> **Exercise instructions**
A: Translate this sentence from the escalator puzzle post into Spanish: "It took me 10 steps with my normal gait to get down from the First Floor level to the Ground Floor level."
B: Quote everything in the escalator puzzle post from "As promised, we" down to "that of Carlo...", word for word.

[start Page]

As promised, we print below Ludy's solution to the Escalator Puzzle after he expounded on his steps and notations. No, he did not take an extended time to solve it. I am simply late in posting it because i have also a job to attend to first hehehe... Now, you can dare to compare with that of Carlo...
The Office Escalator
It’s 3 o’clock in the afternoon and everyone was in a hurry to get home. Our Managing Director was generous enough to let everyone go early for the day, giving them time to prepare for New Year’s Eve. So I hurriedly shuffled the loose pile of paper on my desk and pushed each one into the trays, shut down my laptop and shoved it into its carrying case. “Happy New Year. See you next year, everyone”, I hollered to nobody in particular as I walked to the exits. Work could wait for next year which will start next Sunday! Everyone was filing out of the office into the parking lot. I needed to go, too! I could not wait for the slow descent of the escalator so I walked down even as it descended. It took me 10 steps with my normal gait to get down from the First Floor level to the Ground Floor level. I was about to dash away to the Parking Exits when Mar, looking down from the Second Floor level called my attention. “Hey, Sonny – you dropped your wallet.” In my eagerness, I dropped my wallet at the top of the descending flight that I just traversed. Wanting to get to my wallet as quickly as possible, I forgot to use the ascending flight and instead huff-and-puff my way up the descending flight at a rate which is 5 times my pace in going down. It took me 25 steps before I got to my wallet – thank God. Now Louisian Engineers, pray tell me how many steps has our office escalator?
Ludy's Solution:
Let
W = my walking rate in going down (steps/sec)
V = rate of escalator’s descent (steps/sec)

[end Page]
[start Recorded information]

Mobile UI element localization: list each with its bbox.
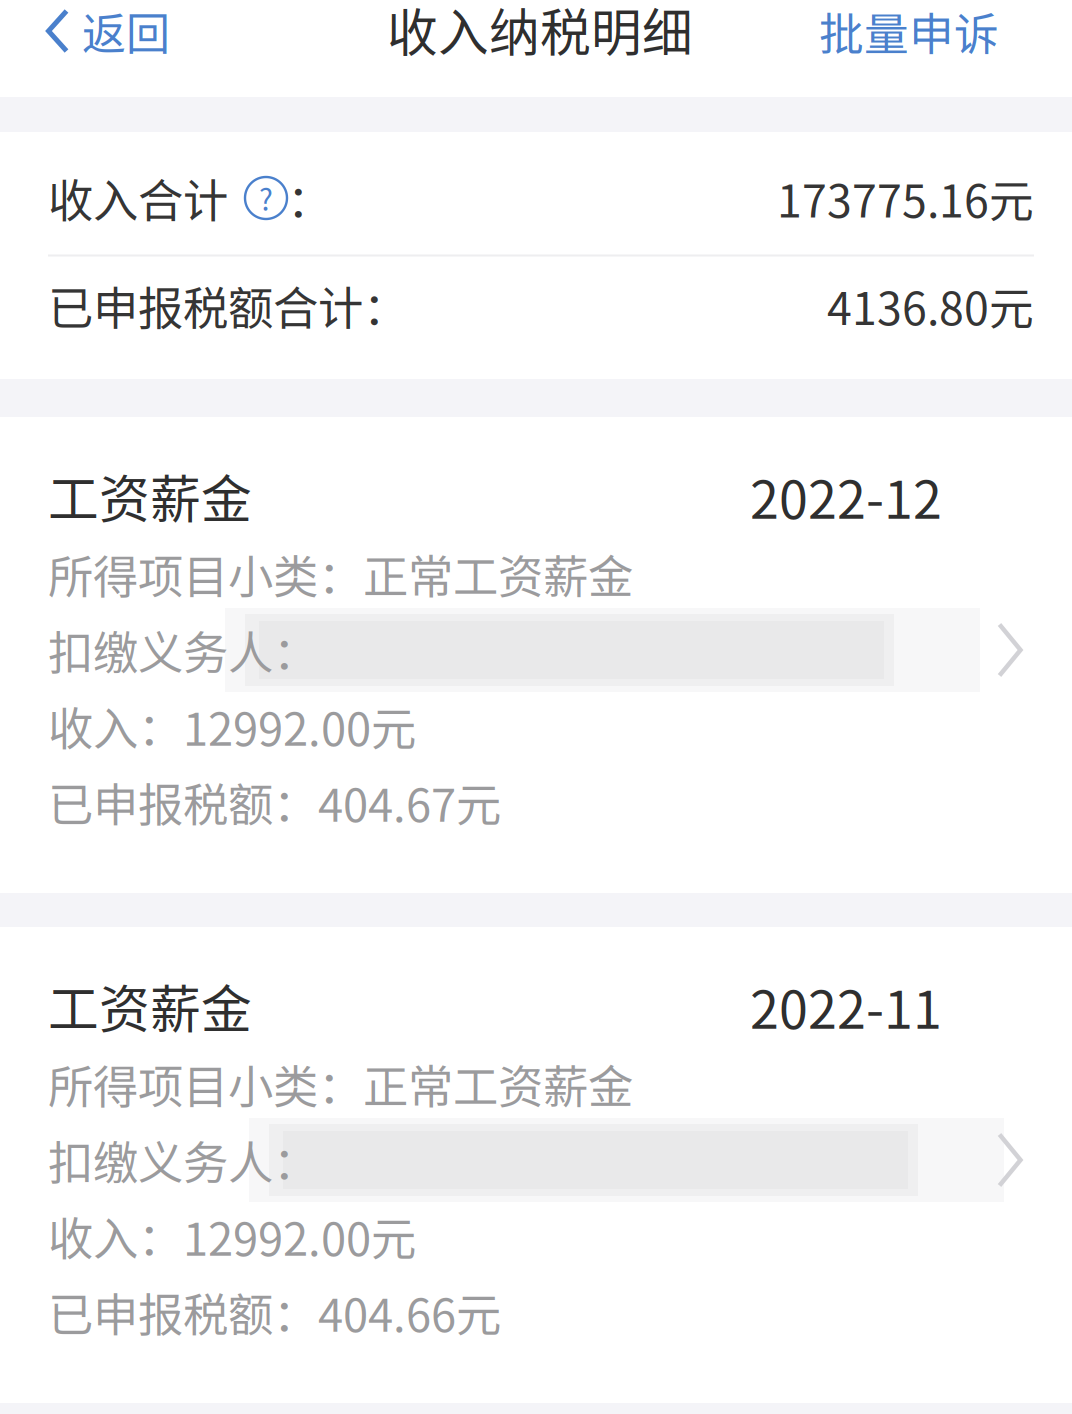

[end Recorded information]

> **Full solutions**
A: Me tomó 10 escalones con mi paso normal bajar del nivel del Primer Piso al nivel de la Planta Baja.

B:
As promised, we print below Ludy's solution to the Escalator Puzzle after he expounded on his steps and notations. No, he did not take an extended time to solve it. I am simply late in posting it because i have also a job to attend to first hehehe... Now, you can dare to compare with that of Carlo...